[Entries taken from a collection]
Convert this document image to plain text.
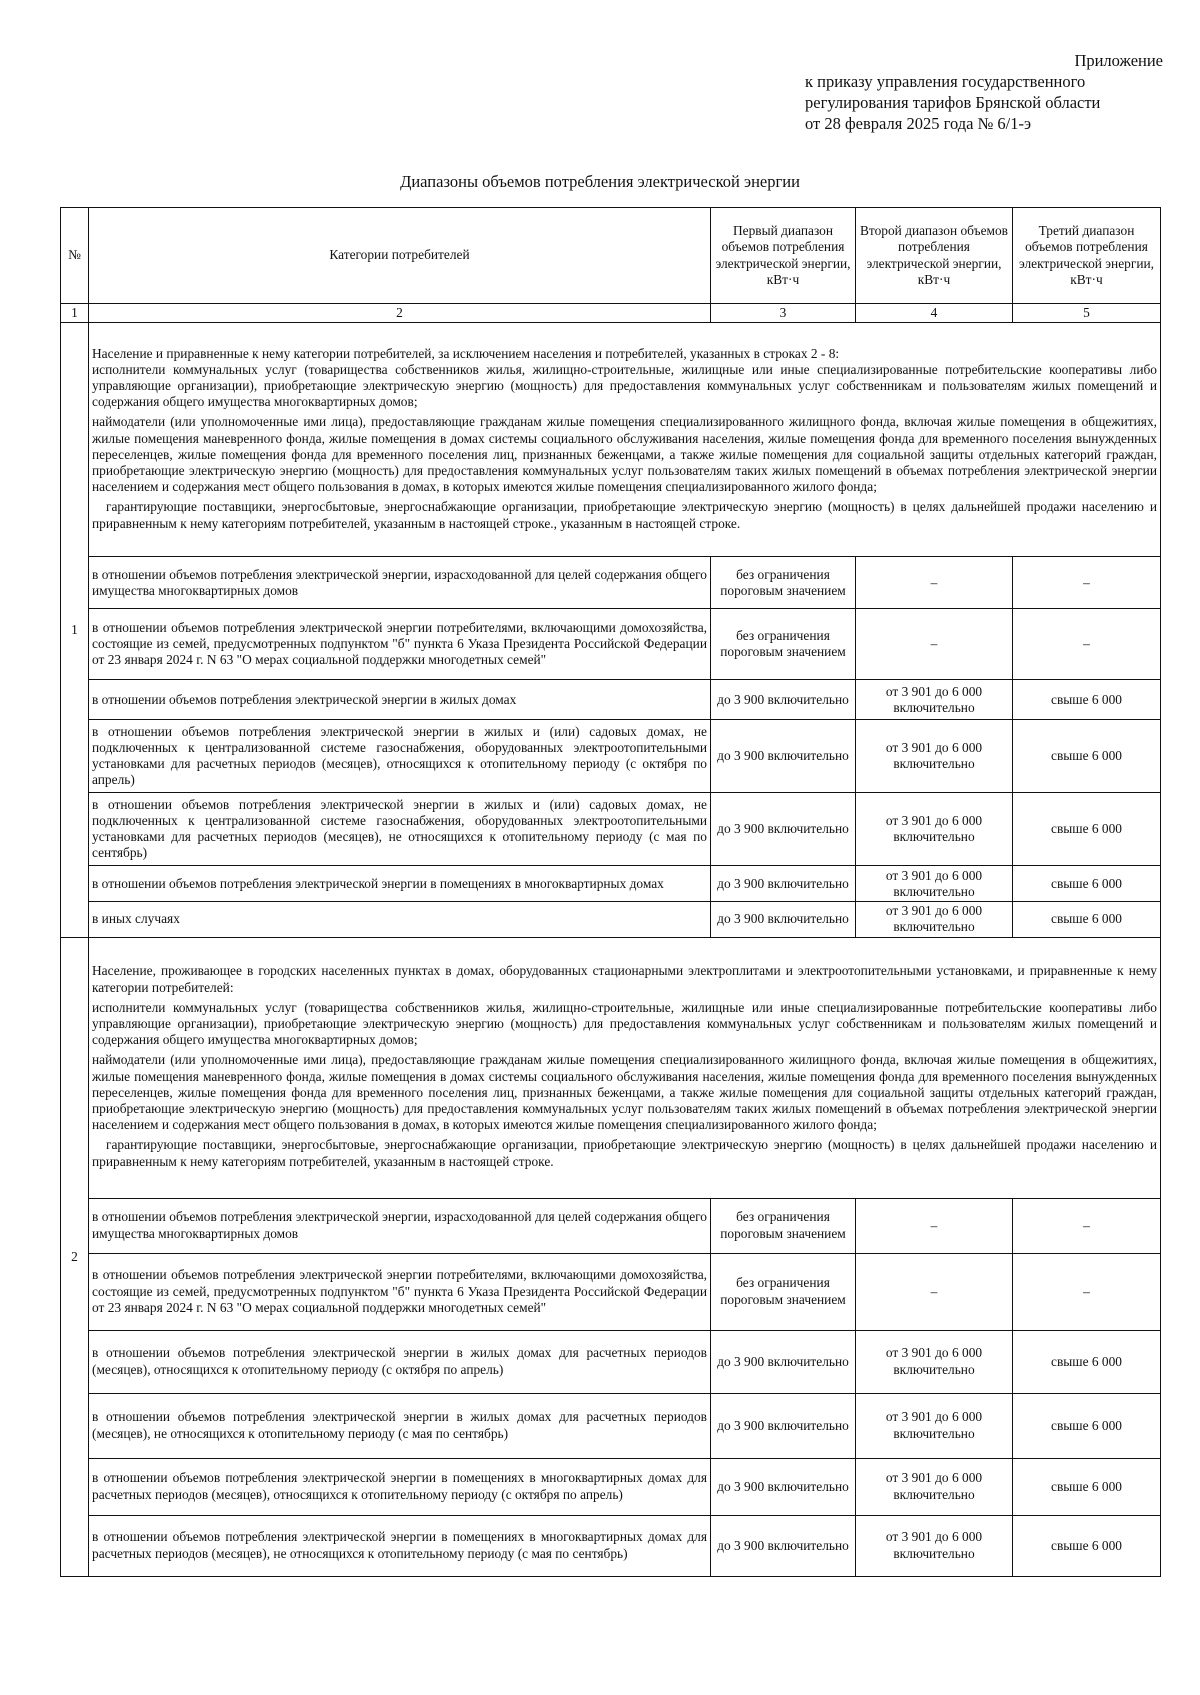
Приложение
к приказу управления государственного
регулирования тарифов Брянской области
от 28 февраля 2025 года № 6/1-э
Диапазоны объемов потребления электрической энергии
№	Категории потребителей	Первый диапазон объемов потребления электрической энергии, кВт·ч	Второй диапазон объемов потребления электрической энергии, кВт·ч	Третий диапазон объемов потребления электрической энергии, кВт·ч
1	2	3	4	5
1	Население и приравненные к нему категории потребителей, за исключением населения и потребителей, указанных в строках 2 - 8:

исполнители коммунальных услуг (товарищества собственников жилья, жилищно-строительные, жилищные или иные специализированные потребительские кооперативы либо управляющие организации), приобретающие электрическую энергию (мощность) для предоставления коммунальных услуг собственникам и пользователям жилых помещений и содержания общего имущества многоквартирных домов;

наймодатели (или уполномоченные ими лица), предоставляющие гражданам жилые помещения специализированного жилищного фонда, включая жилые помещения в общежитиях, жилые помещения маневренного фонда, жилые помещения в домах системы социального обслуживания населения, жилые помещения фонда для временного поселения вынужденных переселенцев, жилые помещения фонда для временного поселения лиц, признанных беженцами, а также жилые помещения для социальной защиты отдельных категорий граждан, приобретающие электрическую энергию (мощность) для предоставления коммунальных услуг пользователям таких жилых помещений в объемах потребления электрической энергии населением и содержания мест общего пользования в домах, в которых имеются жилые помещения специализированного жилого фонда;

гарантирующие поставщики, энергосбытовые, энергоснабжающие организации, приобретающие электрическую энергию (мощность) в целях дальнейшей продажи населению и приравненным к нему категориям потребителей, указанным в настоящей строке., указанным в настоящей строке.			

	в отношении объемов потребления электрической энергии, израсходованной для целей содержания общего имущества многоквартирных домов	без ограничения пороговым значением	–	–
	в отношении объемов потребления электрической энергии потребителями, включающими домохозяйства, состоящие из семей, предусмотренных подпунктом "б" пункта 6 Указа Президента Российской Федерации от 23 января 2024 г. N 63 "О мерах социальной поддержки многодетных семей"	без ограничения пороговым значением	–	–
	в отношении объемов потребления электрической энергии в жилых домах	до 3 900 включительно	от 3 901 до 6 000 включительно	свыше 6 000
	в отношении объемов потребления электрической энергии в жилых и (или) садовых домах, не подключенных к централизованной системе газоснабжения, оборудованных электроотопительными установками для расчетных периодов (месяцев), относящихся к отопительному периоду (с октября по апрель)	до 3 900 включительно	от 3 901 до 6 000 включительно	свыше 6 000
	в отношении объемов потребления электрической энергии в жилых и (или) садовых домах, не подключенных к централизованной системе газоснабжения, оборудованных электроотопительными установками для расчетных периодов (месяцев), не относящихся к отопительному периоду (с мая по сентябрь)	до 3 900 включительно	от 3 901 до 6 000 включительно	свыше 6 000
	в отношении объемов потребления электрической энергии в помещениях в многоквартирных домах	до 3 900 включительно	от 3 901 до 6 000 включительно	свыше 6 000
	в иных случаях	до 3 900 включительно	от 3 901 до 6 000 включительно	свыше 6 000
2	Население, проживающее в городских населенных пунктах в домах, оборудованных стационарными электроплитами и электроотопительными установками, и приравненные к нему категории потребителей:

исполнители коммунальных услуг (товарищества собственников жилья, жилищно-строительные, жилищные или иные специализированные потребительские кооперативы либо управляющие организации), приобретающие электрическую энергию (мощность) для предоставления коммунальных услуг собственникам и пользователям жилых помещений и содержания общего имущества многоквартирных домов;

наймодатели (или уполномоченные ими лица), предоставляющие гражданам жилые помещения специализированного жилищного фонда, включая жилые помещения в общежитиях, жилые помещения маневренного фонда, жилые помещения в домах системы социального обслуживания населения, жилые помещения фонда для временного поселения вынужденных переселенцев, жилые помещения фонда для временного поселения лиц, признанных беженцами, а также жилые помещения для социальной защиты отдельных категорий граждан, приобретающие электрическую энергию (мощность) для предоставления коммунальных услуг пользователям таких жилых помещений в объемах потребления электрической энергии населением и содержания мест общего пользования в домах, в которых имеются жилые помещения специализированного жилого фонда;

гарантирующие поставщики, энергосбытовые, энергоснабжающие организации, приобретающие электрическую энергию (мощность) в целях дальнейшей продажи населению и приравненным к нему категориям потребителей, указанным в настоящей строке.			

	в отношении объемов потребления электрической энергии, израсходованной для целей содержания общего имущества многоквартирных домов	без ограничения пороговым значением	–	–
	в отношении объемов потребления электрической энергии потребителями, включающими домохозяйства, состоящие из семей, предусмотренных подпунктом "б" пункта 6 Указа Президента Российской Федерации от 23 января 2024 г. N 63 "О мерах социальной поддержки многодетных семей"	без ограничения пороговым значением	–	–
	в отношении объемов потребления электрической энергии в жилых домах для расчетных периодов (месяцев), относящихся к отопительному периоду (с октября по апрель)	до 3 900 включительно	от 3 901 до 6 000 включительно	свыше 6 000
	в отношении объемов потребления электрической энергии в жилых домах для расчетных периодов (месяцев), не относящихся к отопительному периоду (с мая по сентябрь)	до 3 900 включительно	от 3 901 до 6 000 включительно	свыше 6 000
	в отношении объемов потребления электрической энергии в помещениях в многоквартирных домах для расчетных периодов (месяцев), относящихся к отопительному периоду (с октября по апрель)	до 3 900 включительно	от 3 901 до 6 000 включительно	свыше 6 000
	в отношении объемов потребления электрической энергии в помещениях в многоквартирных домах для расчетных периодов (месяцев), не относящихся к отопительному периоду (с мая по сентябрь)	до 3 900 включительно	от 3 901 до 6 000 включительно	свыше 6 000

**Aim:**
From the data above, copy each line where the string "целях" appears.

**Complete output:**
гарантирующие поставщики, энергосбытовые, энергоснабжающие организации, приобретающие электрическую энергию (мощность) в целях дальнейшей продажи населению и приравненным к нему категориям потребителей, указанным в настоящей строке., указанным в настоящей строке.			
гарантирующие поставщики, энергосбытовые, энергоснабжающие организации, приобретающие электрическую энергию (мощность) в целях дальнейшей продажи населению и приравненным к нему категориям потребителей, указанным в настоящей строке.			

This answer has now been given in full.